EXERCISE: Go through the entries below and copy each line containing the word "أمره".
#### INPUT
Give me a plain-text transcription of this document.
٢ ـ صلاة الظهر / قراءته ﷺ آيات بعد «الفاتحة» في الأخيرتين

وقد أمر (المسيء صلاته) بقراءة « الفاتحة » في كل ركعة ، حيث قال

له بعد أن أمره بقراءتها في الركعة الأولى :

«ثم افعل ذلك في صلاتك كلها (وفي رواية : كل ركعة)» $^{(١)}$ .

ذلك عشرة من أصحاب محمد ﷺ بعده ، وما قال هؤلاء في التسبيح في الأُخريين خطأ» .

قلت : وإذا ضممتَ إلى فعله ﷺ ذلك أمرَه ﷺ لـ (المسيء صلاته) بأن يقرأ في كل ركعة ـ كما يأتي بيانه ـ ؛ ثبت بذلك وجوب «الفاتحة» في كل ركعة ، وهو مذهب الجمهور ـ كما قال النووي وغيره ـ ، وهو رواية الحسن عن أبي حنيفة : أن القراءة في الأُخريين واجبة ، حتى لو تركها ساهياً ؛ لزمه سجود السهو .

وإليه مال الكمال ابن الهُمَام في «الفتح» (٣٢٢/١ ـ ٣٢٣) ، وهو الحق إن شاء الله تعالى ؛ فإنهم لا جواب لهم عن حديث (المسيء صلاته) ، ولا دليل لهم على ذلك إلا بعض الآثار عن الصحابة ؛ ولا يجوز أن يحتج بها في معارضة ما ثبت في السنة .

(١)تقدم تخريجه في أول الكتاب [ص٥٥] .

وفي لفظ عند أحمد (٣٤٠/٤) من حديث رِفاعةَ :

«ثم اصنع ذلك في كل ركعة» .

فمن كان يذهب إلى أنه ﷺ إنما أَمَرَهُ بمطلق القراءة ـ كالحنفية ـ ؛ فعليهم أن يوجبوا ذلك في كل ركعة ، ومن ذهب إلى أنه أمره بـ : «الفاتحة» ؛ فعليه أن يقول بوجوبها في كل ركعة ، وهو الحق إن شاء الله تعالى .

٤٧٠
########
WORKED ANSWER:
له بعد أن أمره بقراءتها في الركعة الأولى :
فمن كان يذهب إلى أنه ﷺ إنما أَمَرَهُ بمطلق القراءة ـ كالحنفية ـ ؛ فعليهم أن يوجبوا ذلك في كل ركعة ، ومن ذهب إلى أنه أمره بـ : «الفاتحة» ؛ فعليه أن يقول بوجوبها في كل ركعة ، وهو الحق إن شاء الله تعالى .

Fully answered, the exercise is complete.